**Description of the task**
Scan the records for the word "costs". Copy each line that includes it.

**Extracted records**
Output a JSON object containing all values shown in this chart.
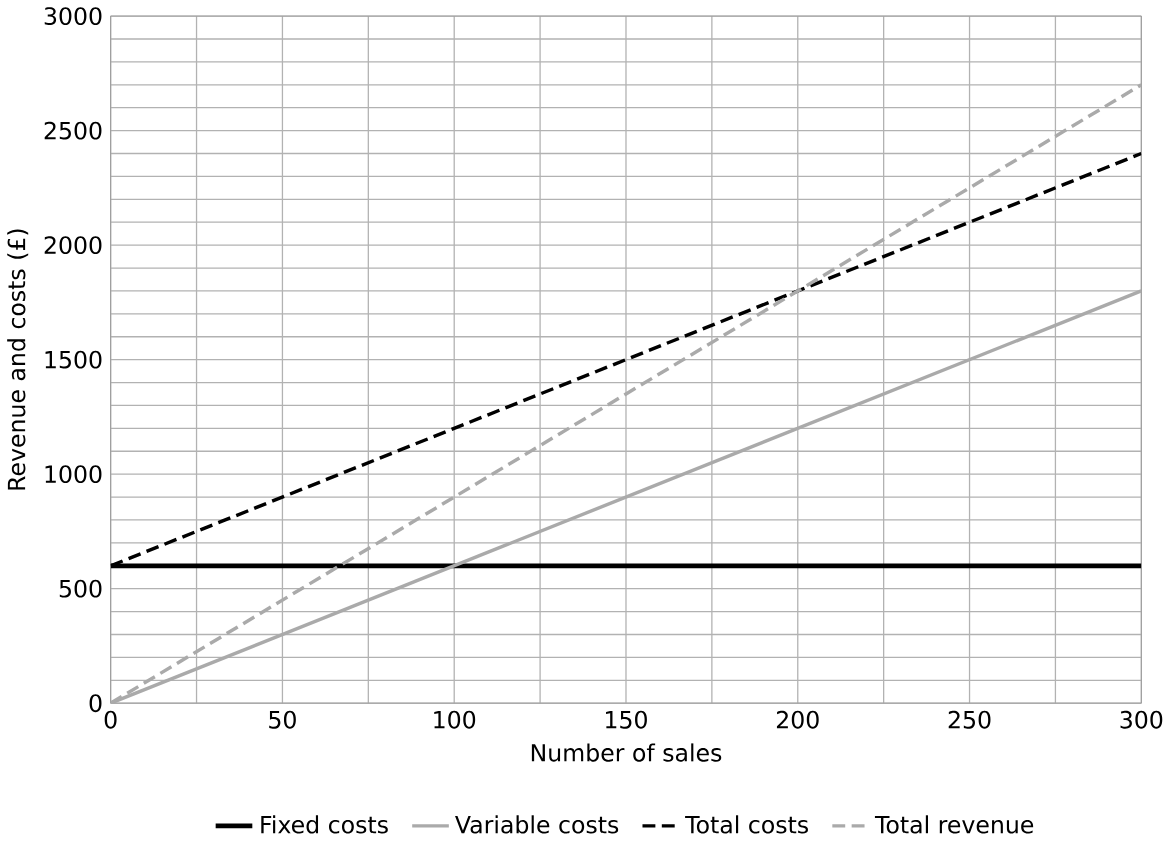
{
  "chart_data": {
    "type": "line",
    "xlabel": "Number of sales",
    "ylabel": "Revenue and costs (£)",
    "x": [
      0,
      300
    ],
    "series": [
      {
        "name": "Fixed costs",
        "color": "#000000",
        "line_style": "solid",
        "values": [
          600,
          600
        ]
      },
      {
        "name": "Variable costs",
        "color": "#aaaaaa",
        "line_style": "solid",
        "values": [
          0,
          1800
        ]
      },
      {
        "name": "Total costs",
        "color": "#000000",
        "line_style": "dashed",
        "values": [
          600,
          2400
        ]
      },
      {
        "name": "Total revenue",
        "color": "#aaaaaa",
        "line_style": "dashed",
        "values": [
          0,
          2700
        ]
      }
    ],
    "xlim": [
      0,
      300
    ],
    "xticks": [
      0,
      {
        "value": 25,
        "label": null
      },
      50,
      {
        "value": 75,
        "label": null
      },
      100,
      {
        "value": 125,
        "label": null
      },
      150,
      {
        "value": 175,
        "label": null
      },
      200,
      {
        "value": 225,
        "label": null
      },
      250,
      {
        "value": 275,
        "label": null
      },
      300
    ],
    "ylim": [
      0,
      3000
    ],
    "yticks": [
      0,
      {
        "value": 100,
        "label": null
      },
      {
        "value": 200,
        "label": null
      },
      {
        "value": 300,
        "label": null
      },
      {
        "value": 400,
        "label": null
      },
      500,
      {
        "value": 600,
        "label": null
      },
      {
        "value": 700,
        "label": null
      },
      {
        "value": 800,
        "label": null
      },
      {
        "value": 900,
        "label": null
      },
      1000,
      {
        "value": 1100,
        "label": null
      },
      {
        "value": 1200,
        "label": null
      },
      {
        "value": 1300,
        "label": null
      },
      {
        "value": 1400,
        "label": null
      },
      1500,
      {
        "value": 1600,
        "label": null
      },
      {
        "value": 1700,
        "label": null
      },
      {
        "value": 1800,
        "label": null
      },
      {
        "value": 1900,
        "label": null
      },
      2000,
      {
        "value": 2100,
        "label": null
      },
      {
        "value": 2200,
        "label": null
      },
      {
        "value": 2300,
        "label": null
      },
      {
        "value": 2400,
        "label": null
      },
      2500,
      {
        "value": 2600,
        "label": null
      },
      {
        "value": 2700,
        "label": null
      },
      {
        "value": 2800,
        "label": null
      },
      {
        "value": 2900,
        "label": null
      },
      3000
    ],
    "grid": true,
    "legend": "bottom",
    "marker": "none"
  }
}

**Full output**
    "ylabel": "Revenue and costs (£)",
        "name": "Fixed costs",
        "name": "Variable costs",
        "name": "Total costs",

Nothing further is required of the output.